==== ENTRIES
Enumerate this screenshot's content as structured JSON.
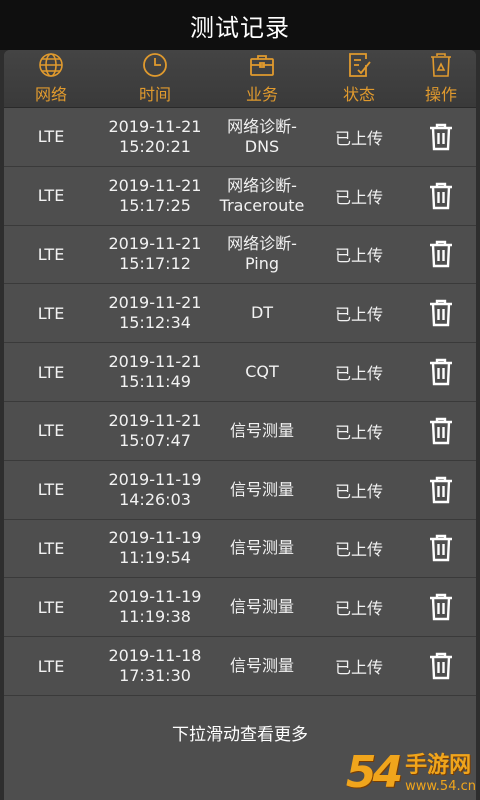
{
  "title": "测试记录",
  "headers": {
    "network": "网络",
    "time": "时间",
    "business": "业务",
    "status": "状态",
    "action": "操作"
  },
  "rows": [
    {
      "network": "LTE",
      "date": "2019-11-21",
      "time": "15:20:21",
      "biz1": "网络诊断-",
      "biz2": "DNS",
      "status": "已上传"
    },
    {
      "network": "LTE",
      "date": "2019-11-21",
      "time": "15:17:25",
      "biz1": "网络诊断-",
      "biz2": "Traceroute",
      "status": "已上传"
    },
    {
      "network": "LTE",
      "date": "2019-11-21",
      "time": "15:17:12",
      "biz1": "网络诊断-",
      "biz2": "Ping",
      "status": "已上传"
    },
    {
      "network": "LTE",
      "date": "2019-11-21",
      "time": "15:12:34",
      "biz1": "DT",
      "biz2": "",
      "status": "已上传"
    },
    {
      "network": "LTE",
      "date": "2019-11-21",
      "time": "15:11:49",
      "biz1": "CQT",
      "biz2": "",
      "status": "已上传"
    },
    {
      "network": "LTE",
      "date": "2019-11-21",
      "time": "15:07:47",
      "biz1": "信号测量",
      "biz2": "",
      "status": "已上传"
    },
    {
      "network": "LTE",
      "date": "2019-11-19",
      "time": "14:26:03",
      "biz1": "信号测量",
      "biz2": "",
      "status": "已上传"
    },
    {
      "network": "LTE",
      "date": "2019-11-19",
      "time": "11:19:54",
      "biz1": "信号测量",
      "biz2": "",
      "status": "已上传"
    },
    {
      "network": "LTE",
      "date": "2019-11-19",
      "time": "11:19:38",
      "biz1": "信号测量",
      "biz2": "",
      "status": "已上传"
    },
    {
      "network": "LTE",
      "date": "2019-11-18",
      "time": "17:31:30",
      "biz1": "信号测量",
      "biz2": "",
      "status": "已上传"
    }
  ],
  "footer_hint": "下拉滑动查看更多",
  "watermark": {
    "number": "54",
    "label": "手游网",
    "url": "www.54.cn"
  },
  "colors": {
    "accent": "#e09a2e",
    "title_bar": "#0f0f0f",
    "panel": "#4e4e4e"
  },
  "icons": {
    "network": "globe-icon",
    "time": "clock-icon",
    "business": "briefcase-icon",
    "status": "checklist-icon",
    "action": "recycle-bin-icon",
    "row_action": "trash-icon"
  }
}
========
● **EXERCISE DETAILS**:
Extract all lines from the material above that include the word "business".

● **RESULT FOR THIS EXERCISE**:
    "business": "业务",
    "business": "briefcase-icon",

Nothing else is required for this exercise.